AIM:
Do any lines in the data below contain "Rojer"? If so, copy every one of them.

MATERIAL TO PROCESS:
▼▼▼
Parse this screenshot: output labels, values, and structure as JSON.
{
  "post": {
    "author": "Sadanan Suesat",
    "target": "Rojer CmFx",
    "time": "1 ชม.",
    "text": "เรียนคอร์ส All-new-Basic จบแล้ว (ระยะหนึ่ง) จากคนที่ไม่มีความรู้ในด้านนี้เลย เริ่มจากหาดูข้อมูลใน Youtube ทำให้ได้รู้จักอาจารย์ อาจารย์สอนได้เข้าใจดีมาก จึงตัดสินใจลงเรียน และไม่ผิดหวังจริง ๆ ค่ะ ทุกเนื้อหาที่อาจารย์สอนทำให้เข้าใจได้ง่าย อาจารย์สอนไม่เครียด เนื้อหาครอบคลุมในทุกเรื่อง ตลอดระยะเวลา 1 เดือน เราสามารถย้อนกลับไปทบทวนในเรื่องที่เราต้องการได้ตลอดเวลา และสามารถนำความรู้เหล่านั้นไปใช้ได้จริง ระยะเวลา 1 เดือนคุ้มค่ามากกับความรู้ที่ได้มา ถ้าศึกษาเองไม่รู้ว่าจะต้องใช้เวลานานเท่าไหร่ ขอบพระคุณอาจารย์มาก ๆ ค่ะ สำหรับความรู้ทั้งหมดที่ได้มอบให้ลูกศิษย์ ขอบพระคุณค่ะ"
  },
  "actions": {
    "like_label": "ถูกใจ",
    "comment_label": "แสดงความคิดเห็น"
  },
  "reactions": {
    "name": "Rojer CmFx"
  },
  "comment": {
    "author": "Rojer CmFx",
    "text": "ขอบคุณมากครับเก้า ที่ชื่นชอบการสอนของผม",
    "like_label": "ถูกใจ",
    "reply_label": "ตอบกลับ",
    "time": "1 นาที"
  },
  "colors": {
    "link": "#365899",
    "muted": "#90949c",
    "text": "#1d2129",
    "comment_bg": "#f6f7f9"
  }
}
▲▲▲
SOLUTION FOR THIS TASK:
    "target": "Rojer CmFx",
    "name": "Rojer CmFx"
    "author": "Rojer CmFx",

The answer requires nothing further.